* _Challenge_:
Scan the listing below and copy every line holding "plasmatica".

Data records
==========
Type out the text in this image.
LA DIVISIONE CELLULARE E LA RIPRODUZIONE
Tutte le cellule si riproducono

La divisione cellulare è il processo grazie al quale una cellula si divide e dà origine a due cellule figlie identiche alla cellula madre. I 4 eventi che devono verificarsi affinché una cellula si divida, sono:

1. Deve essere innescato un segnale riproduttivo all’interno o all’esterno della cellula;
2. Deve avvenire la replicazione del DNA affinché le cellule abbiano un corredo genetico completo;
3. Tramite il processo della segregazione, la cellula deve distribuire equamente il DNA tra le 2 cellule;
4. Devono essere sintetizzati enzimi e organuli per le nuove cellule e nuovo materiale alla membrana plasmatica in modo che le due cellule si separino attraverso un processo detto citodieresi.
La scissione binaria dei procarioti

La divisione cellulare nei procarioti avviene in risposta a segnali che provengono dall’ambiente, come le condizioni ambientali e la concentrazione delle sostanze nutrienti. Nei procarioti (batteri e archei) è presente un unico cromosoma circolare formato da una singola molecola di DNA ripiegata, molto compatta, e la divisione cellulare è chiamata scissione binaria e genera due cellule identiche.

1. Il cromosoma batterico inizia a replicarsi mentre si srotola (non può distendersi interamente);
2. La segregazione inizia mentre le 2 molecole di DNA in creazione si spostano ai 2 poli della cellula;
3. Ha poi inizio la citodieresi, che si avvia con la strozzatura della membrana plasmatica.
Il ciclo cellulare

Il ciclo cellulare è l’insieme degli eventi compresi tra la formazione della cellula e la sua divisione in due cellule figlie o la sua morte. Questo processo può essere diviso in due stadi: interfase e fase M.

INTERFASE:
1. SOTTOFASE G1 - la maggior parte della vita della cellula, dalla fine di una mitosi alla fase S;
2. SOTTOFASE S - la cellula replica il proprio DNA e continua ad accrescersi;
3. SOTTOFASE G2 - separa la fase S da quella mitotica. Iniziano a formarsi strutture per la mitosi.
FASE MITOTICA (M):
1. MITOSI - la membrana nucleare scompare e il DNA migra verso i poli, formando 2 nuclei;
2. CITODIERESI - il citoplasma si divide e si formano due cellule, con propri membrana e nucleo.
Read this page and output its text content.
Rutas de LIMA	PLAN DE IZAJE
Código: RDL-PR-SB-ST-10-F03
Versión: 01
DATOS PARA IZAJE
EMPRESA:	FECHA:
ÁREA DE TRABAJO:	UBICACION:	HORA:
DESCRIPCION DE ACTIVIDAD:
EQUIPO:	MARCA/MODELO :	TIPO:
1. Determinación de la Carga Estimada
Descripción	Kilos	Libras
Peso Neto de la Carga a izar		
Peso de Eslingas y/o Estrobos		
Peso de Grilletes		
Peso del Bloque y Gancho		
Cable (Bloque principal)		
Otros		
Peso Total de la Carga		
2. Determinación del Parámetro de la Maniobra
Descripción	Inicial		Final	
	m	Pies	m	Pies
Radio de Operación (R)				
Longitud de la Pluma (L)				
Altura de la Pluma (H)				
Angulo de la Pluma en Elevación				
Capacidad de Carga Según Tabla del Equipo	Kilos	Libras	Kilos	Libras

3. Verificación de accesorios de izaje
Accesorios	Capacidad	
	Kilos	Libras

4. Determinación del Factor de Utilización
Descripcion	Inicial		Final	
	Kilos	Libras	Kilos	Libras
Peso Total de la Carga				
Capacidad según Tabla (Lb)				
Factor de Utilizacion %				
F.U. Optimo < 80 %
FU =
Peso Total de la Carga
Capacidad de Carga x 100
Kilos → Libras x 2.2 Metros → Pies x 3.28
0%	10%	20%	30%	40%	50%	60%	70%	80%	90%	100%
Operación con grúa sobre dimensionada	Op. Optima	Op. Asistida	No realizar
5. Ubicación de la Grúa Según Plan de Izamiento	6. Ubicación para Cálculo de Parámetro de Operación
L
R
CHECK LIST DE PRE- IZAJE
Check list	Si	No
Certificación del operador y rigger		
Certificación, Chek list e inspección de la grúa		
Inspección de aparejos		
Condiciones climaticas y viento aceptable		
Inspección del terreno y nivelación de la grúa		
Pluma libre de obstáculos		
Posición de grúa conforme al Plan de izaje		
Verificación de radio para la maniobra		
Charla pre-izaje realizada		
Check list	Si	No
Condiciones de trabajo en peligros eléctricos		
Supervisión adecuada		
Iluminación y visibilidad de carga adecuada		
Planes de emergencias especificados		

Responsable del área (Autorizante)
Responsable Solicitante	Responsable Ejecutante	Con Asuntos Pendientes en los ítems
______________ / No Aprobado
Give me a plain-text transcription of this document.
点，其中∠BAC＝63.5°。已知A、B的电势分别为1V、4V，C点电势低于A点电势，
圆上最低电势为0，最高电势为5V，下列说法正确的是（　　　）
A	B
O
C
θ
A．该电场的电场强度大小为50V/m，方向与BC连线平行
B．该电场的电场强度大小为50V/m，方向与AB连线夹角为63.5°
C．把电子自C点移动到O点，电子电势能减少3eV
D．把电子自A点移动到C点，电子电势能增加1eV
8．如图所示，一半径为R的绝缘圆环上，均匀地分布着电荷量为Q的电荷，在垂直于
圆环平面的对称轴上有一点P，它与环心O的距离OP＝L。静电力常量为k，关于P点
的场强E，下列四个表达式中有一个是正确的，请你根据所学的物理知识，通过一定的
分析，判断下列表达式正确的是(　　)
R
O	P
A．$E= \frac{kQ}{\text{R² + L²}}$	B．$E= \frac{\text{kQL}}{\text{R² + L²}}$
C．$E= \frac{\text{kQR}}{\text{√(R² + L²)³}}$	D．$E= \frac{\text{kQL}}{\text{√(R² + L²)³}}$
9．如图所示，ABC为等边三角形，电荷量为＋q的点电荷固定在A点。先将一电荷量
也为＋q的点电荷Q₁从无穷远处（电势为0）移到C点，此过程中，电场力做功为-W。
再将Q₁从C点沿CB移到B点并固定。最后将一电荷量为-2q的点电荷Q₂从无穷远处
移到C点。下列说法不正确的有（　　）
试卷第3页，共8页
==========
* _Reply_:
4. Devono essere sintetizzati enzimi e organuli per le nuove cellule e nuovo materiale alla membrana plasmatica in modo che le due cellule si separino attraverso un processo detto citodieresi.
3. Ha poi inizio la citodieresi, che si avvia con la strozzatura della membrana plasmatica.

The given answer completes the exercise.